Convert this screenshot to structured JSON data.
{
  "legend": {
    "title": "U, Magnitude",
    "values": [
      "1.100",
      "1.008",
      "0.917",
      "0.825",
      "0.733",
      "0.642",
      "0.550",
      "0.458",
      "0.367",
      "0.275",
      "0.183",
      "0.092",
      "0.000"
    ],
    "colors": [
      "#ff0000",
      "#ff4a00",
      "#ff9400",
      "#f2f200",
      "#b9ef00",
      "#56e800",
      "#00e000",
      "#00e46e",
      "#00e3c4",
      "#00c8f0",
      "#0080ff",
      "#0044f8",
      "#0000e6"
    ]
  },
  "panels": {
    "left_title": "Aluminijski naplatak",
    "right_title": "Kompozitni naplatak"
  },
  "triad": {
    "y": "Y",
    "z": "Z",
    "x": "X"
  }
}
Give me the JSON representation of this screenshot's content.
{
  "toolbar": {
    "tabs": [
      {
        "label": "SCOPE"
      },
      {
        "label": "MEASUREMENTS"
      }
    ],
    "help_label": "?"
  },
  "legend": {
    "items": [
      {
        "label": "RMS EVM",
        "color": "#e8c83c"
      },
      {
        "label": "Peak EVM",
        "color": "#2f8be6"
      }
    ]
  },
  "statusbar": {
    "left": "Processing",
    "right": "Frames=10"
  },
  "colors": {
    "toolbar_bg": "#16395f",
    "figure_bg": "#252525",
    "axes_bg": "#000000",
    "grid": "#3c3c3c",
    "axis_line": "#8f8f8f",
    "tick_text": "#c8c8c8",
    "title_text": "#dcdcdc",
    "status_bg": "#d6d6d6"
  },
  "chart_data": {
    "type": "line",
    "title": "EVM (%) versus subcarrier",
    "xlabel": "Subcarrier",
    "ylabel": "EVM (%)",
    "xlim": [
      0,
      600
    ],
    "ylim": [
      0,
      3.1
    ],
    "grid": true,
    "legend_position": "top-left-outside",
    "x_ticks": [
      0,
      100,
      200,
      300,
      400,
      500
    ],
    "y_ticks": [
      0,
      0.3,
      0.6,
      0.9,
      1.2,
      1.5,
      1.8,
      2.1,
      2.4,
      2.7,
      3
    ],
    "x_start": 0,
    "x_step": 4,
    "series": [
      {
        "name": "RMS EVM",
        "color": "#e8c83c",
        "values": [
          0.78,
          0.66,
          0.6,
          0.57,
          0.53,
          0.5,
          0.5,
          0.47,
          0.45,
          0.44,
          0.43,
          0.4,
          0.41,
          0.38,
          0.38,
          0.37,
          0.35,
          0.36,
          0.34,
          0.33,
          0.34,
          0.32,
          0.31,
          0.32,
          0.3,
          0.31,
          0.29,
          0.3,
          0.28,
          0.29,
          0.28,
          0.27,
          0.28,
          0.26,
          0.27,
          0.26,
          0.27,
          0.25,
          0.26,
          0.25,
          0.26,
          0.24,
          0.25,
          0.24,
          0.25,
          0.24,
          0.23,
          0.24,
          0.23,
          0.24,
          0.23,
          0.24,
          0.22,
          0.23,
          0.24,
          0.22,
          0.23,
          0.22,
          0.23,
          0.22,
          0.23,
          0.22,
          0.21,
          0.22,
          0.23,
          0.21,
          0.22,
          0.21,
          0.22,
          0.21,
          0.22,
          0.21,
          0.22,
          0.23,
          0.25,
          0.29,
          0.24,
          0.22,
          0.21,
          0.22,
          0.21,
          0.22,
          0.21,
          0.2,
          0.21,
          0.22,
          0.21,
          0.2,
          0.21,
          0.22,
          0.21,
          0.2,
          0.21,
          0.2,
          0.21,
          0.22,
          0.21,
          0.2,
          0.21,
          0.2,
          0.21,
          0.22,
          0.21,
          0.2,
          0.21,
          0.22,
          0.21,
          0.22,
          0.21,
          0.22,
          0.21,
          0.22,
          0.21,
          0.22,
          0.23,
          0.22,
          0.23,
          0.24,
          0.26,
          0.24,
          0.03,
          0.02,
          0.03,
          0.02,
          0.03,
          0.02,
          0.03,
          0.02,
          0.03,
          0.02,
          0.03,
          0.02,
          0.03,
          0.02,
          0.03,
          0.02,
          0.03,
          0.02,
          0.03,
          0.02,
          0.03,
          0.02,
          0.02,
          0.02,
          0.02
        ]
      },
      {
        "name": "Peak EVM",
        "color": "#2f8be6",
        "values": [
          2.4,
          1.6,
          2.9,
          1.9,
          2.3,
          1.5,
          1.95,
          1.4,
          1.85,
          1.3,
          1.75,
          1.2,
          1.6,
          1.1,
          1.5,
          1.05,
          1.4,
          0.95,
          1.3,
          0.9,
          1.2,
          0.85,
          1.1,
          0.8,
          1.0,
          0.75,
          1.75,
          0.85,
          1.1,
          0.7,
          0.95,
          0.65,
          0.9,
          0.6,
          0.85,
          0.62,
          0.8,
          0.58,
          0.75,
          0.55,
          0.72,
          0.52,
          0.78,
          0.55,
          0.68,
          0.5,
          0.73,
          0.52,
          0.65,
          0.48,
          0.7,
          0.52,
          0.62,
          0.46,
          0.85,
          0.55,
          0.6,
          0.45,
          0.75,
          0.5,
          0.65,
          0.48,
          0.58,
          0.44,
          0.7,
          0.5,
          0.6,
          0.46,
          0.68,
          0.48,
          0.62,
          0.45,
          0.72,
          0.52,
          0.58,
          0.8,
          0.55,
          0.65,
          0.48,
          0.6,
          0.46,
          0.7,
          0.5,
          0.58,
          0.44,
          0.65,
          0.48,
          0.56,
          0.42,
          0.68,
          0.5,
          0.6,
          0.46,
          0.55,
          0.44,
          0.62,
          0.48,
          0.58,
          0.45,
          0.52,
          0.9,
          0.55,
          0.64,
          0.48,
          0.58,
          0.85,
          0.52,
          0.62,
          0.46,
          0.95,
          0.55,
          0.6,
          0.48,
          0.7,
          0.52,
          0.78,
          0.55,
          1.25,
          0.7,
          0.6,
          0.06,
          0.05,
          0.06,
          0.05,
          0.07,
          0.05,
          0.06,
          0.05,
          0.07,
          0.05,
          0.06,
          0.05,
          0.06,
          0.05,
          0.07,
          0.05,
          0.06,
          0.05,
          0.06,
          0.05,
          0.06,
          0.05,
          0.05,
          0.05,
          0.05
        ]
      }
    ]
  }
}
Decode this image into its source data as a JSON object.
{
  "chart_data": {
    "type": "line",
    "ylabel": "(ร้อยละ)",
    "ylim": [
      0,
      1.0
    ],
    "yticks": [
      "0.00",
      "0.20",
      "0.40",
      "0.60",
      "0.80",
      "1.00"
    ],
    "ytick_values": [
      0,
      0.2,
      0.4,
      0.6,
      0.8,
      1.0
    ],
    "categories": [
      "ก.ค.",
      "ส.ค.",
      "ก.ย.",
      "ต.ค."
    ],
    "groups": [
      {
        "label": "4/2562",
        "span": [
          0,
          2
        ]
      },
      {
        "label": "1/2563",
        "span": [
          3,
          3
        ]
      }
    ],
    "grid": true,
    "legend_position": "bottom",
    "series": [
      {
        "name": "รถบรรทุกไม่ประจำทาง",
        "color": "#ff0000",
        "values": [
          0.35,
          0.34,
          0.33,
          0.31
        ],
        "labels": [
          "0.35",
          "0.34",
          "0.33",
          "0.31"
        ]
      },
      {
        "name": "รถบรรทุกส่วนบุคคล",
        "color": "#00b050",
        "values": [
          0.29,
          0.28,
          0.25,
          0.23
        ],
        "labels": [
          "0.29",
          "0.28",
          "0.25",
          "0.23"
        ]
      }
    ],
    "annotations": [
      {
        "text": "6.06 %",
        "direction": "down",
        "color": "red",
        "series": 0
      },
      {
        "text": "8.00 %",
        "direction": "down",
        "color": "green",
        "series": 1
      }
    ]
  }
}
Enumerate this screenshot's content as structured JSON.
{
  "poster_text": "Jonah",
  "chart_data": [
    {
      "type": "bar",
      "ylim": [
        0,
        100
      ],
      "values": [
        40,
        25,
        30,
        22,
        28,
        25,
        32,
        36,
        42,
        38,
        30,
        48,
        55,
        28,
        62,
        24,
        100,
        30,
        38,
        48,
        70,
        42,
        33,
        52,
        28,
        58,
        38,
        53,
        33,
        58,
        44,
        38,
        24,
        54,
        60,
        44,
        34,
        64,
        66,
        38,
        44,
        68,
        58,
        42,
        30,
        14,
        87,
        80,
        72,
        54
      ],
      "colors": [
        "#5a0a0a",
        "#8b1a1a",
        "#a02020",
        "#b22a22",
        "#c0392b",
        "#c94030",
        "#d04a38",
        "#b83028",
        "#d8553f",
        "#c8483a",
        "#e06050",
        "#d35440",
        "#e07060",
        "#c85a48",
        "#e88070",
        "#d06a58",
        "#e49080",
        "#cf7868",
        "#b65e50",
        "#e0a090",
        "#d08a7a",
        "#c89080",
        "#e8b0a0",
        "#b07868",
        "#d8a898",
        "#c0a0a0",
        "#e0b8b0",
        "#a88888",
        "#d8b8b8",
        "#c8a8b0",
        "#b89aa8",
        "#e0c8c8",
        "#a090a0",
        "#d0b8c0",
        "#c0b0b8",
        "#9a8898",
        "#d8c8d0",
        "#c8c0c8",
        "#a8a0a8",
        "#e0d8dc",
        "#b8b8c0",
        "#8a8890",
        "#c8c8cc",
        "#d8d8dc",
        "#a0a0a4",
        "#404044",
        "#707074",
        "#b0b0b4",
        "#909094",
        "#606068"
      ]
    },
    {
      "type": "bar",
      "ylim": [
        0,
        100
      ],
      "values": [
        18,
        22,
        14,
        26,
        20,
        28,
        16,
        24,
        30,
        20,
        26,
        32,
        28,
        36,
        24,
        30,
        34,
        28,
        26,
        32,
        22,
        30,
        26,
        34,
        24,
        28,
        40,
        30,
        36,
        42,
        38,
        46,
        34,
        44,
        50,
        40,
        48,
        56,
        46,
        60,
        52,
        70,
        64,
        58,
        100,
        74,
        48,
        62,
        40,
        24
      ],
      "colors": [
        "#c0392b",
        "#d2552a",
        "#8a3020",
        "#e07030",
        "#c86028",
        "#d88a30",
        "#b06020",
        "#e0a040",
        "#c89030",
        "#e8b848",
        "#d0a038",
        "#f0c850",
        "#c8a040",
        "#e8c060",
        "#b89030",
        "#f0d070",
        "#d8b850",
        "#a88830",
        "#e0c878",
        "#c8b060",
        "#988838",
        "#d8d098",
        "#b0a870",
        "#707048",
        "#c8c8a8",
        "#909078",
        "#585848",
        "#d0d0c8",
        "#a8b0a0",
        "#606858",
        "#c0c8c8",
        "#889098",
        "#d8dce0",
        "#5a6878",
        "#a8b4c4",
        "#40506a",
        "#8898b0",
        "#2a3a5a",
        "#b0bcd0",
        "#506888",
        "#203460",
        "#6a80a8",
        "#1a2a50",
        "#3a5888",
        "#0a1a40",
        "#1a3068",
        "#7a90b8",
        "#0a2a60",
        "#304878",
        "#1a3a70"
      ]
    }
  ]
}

______________________________

Directions:
Work out how many lines of the listing above include "screenshot". Answer with the number and nothing more.

Completed exercise:
3